◆ What to do
Pull out the rows from the first one up to and including the row containing "bookmark-learn-python[interactable]: Learn Python", reproducing each one unchanged.

Item position entries:
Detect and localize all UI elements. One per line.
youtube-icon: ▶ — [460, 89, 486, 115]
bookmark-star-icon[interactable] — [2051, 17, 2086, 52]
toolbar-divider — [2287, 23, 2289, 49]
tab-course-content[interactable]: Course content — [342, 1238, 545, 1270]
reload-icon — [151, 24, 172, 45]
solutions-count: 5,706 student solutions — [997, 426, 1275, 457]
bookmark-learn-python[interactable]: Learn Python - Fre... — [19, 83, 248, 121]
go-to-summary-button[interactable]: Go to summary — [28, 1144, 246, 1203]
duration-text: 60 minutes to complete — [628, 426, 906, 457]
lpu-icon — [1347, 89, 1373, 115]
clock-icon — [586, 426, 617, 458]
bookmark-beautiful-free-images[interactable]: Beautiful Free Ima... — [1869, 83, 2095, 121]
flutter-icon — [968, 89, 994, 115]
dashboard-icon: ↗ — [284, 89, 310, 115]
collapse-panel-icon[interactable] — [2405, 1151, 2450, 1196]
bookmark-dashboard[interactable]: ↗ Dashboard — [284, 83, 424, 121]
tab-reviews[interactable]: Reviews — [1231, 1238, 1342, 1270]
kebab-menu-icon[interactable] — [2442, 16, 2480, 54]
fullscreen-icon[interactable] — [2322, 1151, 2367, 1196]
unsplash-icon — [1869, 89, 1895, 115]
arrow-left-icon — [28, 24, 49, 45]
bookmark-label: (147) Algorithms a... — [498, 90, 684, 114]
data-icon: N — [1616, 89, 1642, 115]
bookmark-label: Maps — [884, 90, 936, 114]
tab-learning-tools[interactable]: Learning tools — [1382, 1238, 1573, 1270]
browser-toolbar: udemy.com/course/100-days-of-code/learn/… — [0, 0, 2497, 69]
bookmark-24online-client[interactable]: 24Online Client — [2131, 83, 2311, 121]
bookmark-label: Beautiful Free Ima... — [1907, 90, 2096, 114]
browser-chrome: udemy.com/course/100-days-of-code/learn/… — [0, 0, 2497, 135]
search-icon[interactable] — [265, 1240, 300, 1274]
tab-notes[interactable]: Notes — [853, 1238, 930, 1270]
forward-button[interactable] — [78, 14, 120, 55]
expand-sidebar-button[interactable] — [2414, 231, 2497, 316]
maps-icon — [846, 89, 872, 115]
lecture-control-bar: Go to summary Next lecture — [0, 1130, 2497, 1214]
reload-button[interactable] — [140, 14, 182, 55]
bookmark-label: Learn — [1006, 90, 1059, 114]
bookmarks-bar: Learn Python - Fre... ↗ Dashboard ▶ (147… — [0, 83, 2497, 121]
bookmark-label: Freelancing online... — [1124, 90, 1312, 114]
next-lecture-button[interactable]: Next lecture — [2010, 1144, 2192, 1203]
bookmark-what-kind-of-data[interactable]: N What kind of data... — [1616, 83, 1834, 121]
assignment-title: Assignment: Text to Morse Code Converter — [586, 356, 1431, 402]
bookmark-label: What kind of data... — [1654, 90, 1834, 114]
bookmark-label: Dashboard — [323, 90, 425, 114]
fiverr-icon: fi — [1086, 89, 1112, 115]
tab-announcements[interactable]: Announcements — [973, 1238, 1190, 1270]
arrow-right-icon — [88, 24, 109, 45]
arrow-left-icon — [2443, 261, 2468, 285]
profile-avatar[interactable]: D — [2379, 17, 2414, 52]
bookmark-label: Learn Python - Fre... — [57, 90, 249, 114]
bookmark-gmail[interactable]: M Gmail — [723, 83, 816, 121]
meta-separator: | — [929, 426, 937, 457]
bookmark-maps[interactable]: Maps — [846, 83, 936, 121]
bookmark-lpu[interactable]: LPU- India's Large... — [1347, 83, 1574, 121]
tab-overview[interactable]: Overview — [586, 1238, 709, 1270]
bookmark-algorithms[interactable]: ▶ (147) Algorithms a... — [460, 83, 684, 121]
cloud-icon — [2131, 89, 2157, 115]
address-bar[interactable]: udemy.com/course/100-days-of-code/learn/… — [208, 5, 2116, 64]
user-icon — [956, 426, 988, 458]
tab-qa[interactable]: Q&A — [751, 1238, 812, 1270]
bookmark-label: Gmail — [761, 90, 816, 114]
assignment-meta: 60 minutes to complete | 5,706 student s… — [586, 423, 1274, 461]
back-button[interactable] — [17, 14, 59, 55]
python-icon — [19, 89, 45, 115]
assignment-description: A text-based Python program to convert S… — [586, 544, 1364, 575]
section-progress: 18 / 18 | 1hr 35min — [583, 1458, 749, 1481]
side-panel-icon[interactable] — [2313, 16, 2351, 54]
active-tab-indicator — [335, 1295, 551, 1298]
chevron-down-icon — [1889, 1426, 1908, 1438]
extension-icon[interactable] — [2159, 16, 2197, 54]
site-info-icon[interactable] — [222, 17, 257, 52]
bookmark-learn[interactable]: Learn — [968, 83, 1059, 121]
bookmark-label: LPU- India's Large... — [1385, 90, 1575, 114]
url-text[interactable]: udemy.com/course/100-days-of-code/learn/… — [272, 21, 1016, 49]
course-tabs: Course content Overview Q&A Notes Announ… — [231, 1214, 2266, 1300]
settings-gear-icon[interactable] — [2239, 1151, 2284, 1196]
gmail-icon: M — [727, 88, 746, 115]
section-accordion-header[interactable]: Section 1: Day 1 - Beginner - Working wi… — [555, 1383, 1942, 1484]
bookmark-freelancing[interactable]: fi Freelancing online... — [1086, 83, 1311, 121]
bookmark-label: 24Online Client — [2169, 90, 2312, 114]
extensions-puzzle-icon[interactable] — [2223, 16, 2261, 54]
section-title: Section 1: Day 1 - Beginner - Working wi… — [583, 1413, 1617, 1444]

◆ Response
Detect and localize all UI elements. One per line.
youtube-icon: ▶ — [460, 89, 486, 115]
bookmark-star-icon[interactable] — [2051, 17, 2086, 52]
toolbar-divider — [2287, 23, 2289, 49]
tab-course-content[interactable]: Course content — [342, 1238, 545, 1270]
reload-icon — [151, 24, 172, 45]
solutions-count: 5,706 student solutions — [997, 426, 1275, 457]
bookmark-learn-python[interactable]: Learn Python - Fre... — [19, 83, 248, 121]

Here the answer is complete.